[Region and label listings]
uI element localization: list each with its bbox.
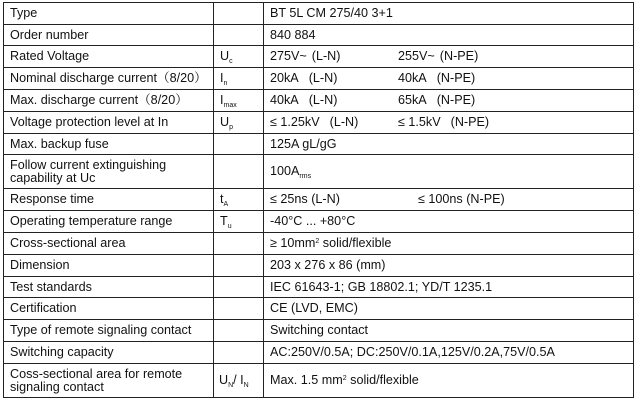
parameter-cell: Test standards (4, 277, 214, 298)
parameter-cell: Voltage protection level at In (4, 112, 214, 134)
value-cell: IEC 61643-1; GB 18802.1; YD/T 1235.1 (264, 277, 634, 298)
parameter-cell: Rated Voltage (4, 46, 214, 68)
value-cell: 125A gL/gG (264, 134, 634, 155)
table-row (4, 364, 634, 398)
symbol-subscript: u (227, 223, 232, 230)
value-cell: CE (LVD, EMC) (264, 298, 634, 320)
table-row (4, 46, 634, 68)
symbol-cell (214, 134, 264, 155)
parameter-cell: Response time (4, 189, 214, 211)
symbol: I (220, 93, 224, 107)
symbol-cell (214, 189, 264, 211)
value-cell (264, 189, 634, 211)
symbol-subscript: A (223, 201, 229, 208)
value-cell: 203 x 276 x 86 (mm) (264, 255, 634, 277)
symbol-cell (214, 320, 264, 342)
table-row (4, 90, 634, 112)
value-l-n: ≤ 25ns (L-N) (270, 192, 340, 206)
symbol-subscript: c (229, 58, 233, 65)
table-row (4, 233, 634, 255)
table-row (4, 277, 634, 298)
value-cell: -40°C ... +80°C (264, 211, 634, 233)
value-cell: BT 5L CM 275/40 3+1 (264, 3, 634, 25)
parameter-cell: Operating temperature range (4, 211, 214, 233)
value-cell: ≥ $10mm^2$ solid/flexible (264, 233, 634, 255)
table-row (4, 134, 634, 155)
symbol-cell (214, 25, 264, 46)
table-row (4, 68, 634, 90)
value-n-pe: 40kA (N-PE) (398, 71, 476, 85)
symbol: U (220, 49, 230, 63)
value-l-n: ≤ 1.25kV (L-N) (270, 115, 359, 129)
parameter-cell: Type of remote signaling contact (4, 320, 214, 342)
value-cell: 840 884 (264, 25, 634, 46)
specification-table (3, 2, 634, 398)
symbol-cell (214, 3, 264, 25)
value-n-pe: 255V~ (N-PE) (398, 49, 479, 63)
value-n-pe: 65kA (N-PE) (398, 93, 476, 107)
symbol-cell (214, 46, 264, 68)
table-row (4, 211, 634, 233)
parameter-cell: Certification (4, 298, 214, 320)
parameter-cell: Max. discharge current（8/20） (4, 90, 214, 112)
parameter-cell: Dimension (4, 255, 214, 277)
symbol-second-subscript: N (243, 382, 249, 389)
symbol-cell (214, 298, 264, 320)
parameter-cell: Follow current extinguishing capability at Uc (4, 155, 214, 189)
parameter-cell: Cross-sectional area (4, 233, 214, 255)
symbol-subscript: p (229, 124, 234, 131)
table-row (4, 189, 634, 211)
table-row (4, 155, 634, 189)
parameter-cell: Type (4, 3, 214, 25)
symbol-cell (214, 155, 264, 189)
table-row (4, 112, 634, 134)
symbol-cell (214, 233, 264, 255)
symbol: U (220, 115, 230, 129)
value-cell (264, 68, 634, 90)
value-superscript: 2 (315, 238, 320, 245)
value-cell: Switching contact (264, 320, 634, 342)
parameter-cell: Order number (4, 25, 214, 46)
value-l-n: 20kA (L-N) (270, 71, 338, 85)
table-row (4, 320, 634, 342)
symbol-cell (214, 68, 264, 90)
value-cell (264, 46, 634, 68)
symbol-subscript: N (228, 382, 234, 389)
value-cell (264, 90, 634, 112)
parameter-cell: Switching capacity (4, 342, 214, 364)
symbol-cell (214, 255, 264, 277)
value-l-n: 40kA (L-N) (270, 93, 338, 107)
symbol: U (219, 373, 229, 387)
symbol-cell (214, 90, 264, 112)
symbol: t (220, 192, 224, 206)
table-row (4, 255, 634, 277)
symbol: T (220, 214, 228, 228)
table-row (4, 298, 634, 320)
value-cell (264, 112, 634, 134)
value-subscript: rms (299, 173, 312, 180)
value-cell: AC:250V/0.5A; DC:250V/0.1A,125V/0.2A,75V/0.5A (264, 342, 634, 364)
symbol-subscript: n (223, 80, 228, 87)
parameter-cell: Max. backup fuse (4, 134, 214, 155)
value-n-pe: ≤ 100ns (N-PE) (418, 192, 505, 206)
parameter-cell: Coss-sectional area for remote signaling contact (4, 364, 214, 398)
symbol-subscript: max (223, 102, 237, 109)
table-row (4, 3, 634, 25)
symbol-second: / I (233, 373, 244, 387)
value-superscript: 2 (342, 375, 347, 382)
value-n-pe: ≤ 1.5kV (N-PE) (398, 115, 490, 129)
symbol: I (220, 71, 224, 85)
symbol-cell (214, 277, 264, 298)
symbol-cell (214, 364, 264, 398)
parameter-cell: Nominal discharge current（8/20） (4, 68, 214, 90)
value-l-n: 275V~ (L-N) (270, 49, 341, 63)
table-row (4, 342, 634, 364)
value-cell: Max. 1.5 $mm^2$ solid/flexible (264, 364, 634, 398)
symbol-cell (214, 112, 264, 134)
table-row (4, 25, 634, 46)
value-cell: $100A_{rms}$ (264, 155, 634, 189)
symbol-cell (214, 211, 264, 233)
symbol-cell (214, 342, 264, 364)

= THE PROBLEM =
Reproduce every line of the records above verbatim, omitting the pictures from your answer.

= WORKED ANSWER =
uI element localization: list each with its bbox.
parameter-cell: Test standards (4, 277, 214, 298)
parameter-cell: Voltage protection level at In (4, 112, 214, 134)
value-cell: IEC 61643-1; GB 18802.1; YD/T 1235.1 (264, 277, 634, 298)
parameter-cell: Rated Voltage (4, 46, 214, 68)
value-cell: 125A gL/gG (264, 134, 634, 155)
table-row (4, 364, 634, 398)
symbol-subscript: u (227, 223, 232, 230)
value-cell: CE (LVD, EMC) (264, 298, 634, 320)
table-row (4, 46, 634, 68)
symbol-cell (214, 134, 264, 155)
parameter-cell: Response time (4, 189, 214, 211)
symbol: I (220, 93, 224, 107)
symbol-cell (214, 189, 264, 211)
value-cell (264, 189, 634, 211)
symbol-subscript: A (223, 201, 229, 208)
value-cell: 203 x 276 x 86 (mm) (264, 255, 634, 277)
symbol-cell (214, 320, 264, 342)
table-row (4, 90, 634, 112)
value-l-n: ≤ 25ns (L-N) (270, 192, 340, 206)
symbol-subscript: c (229, 58, 233, 65)
table-row (4, 233, 634, 255)
table-row (4, 277, 634, 298)
value-cell: -40°C ... +80°C (264, 211, 634, 233)
value-cell: BT 5L CM 275/40 3+1 (264, 3, 634, 25)
parameter-cell: Operating temperature range (4, 211, 214, 233)
value-cell: ≥ $10mm^2$ solid/flexible (264, 233, 634, 255)
table-row (4, 134, 634, 155)
symbol-cell (214, 25, 264, 46)
table-row (4, 68, 634, 90)
value-n-pe: 40kA (N-PE) (398, 71, 476, 85)
symbol: U (220, 49, 230, 63)
value-l-n: ≤ 1.25kV (L-N) (270, 115, 359, 129)
parameter-cell: Type of remote signaling contact (4, 320, 214, 342)
value-cell: 840 884 (264, 25, 634, 46)
specification-table (3, 2, 634, 398)
symbol-cell (214, 3, 264, 25)
value-n-pe: 255V~ (N-PE) (398, 49, 479, 63)
value-n-pe: 65kA (N-PE) (398, 93, 476, 107)
symbol-cell (214, 46, 264, 68)
table-row (4, 211, 634, 233)
parameter-cell: Certification (4, 298, 214, 320)
parameter-cell: Max. discharge current（8/20） (4, 90, 214, 112)
parameter-cell: Dimension (4, 255, 214, 277)
symbol-second-subscript: N (243, 382, 249, 389)
symbol-cell (214, 298, 264, 320)
parameter-cell: Follow current extinguishing capability at Uc (4, 155, 214, 189)
parameter-cell: Cross-sectional area (4, 233, 214, 255)
symbol-subscript: p (229, 124, 234, 131)
table-row (4, 189, 634, 211)
table-row (4, 155, 634, 189)
parameter-cell: Type (4, 3, 214, 25)
symbol-cell (214, 155, 264, 189)
table-row (4, 112, 634, 134)
symbol-cell (214, 233, 264, 255)
symbol: U (220, 115, 230, 129)
value-cell (264, 68, 634, 90)
value-superscript: 2 (315, 238, 320, 245)
value-cell: Switching contact (264, 320, 634, 342)
parameter-cell: Order number (4, 25, 214, 46)
value-l-n: 20kA (L-N) (270, 71, 338, 85)
table-row (4, 320, 634, 342)
symbol-cell (214, 68, 264, 90)
value-cell (264, 46, 634, 68)
symbol-subscript: N (228, 382, 234, 389)
value-cell (264, 90, 634, 112)
parameter-cell: Switching capacity (4, 342, 214, 364)
symbol-cell (214, 255, 264, 277)
value-l-n: 40kA (L-N) (270, 93, 338, 107)
symbol: U (219, 373, 229, 387)
symbol-cell (214, 90, 264, 112)
symbol: t (220, 192, 224, 206)
table-row (4, 255, 634, 277)
symbol: T (220, 214, 228, 228)
table-row (4, 298, 634, 320)
value-cell (264, 112, 634, 134)
value-subscript: rms (299, 173, 312, 180)
value-cell: AC:250V/0.5A; DC:250V/0.1A,125V/0.2A,75V/0.5A (264, 342, 634, 364)
symbol-subscript: n (223, 80, 228, 87)
parameter-cell: Max. backup fuse (4, 134, 214, 155)
value-n-pe: ≤ 100ns (N-PE) (418, 192, 505, 206)
parameter-cell: Coss-sectional area for remote signaling contact (4, 364, 214, 398)
symbol-subscript: max (223, 102, 237, 109)
table-row (4, 3, 634, 25)
symbol-second: / I (233, 373, 244, 387)
value-superscript: 2 (342, 375, 347, 382)
value-n-pe: ≤ 1.5kV (N-PE) (398, 115, 490, 129)
symbol: I (220, 71, 224, 85)
symbol-cell (214, 277, 264, 298)
symbol-cell (214, 364, 264, 398)
parameter-cell: Nominal discharge current（8/20） (4, 68, 214, 90)
value-l-n: 275V~ (L-N) (270, 49, 341, 63)
table-row (4, 342, 634, 364)
value-cell: Max. 1.5 $mm^2$ solid/flexible (264, 364, 634, 398)
symbol-cell (214, 112, 264, 134)
table-row (4, 25, 634, 46)
value-cell: $100A_{rms}$ (264, 155, 634, 189)
symbol-cell (214, 211, 264, 233)
symbol-cell (214, 342, 264, 364)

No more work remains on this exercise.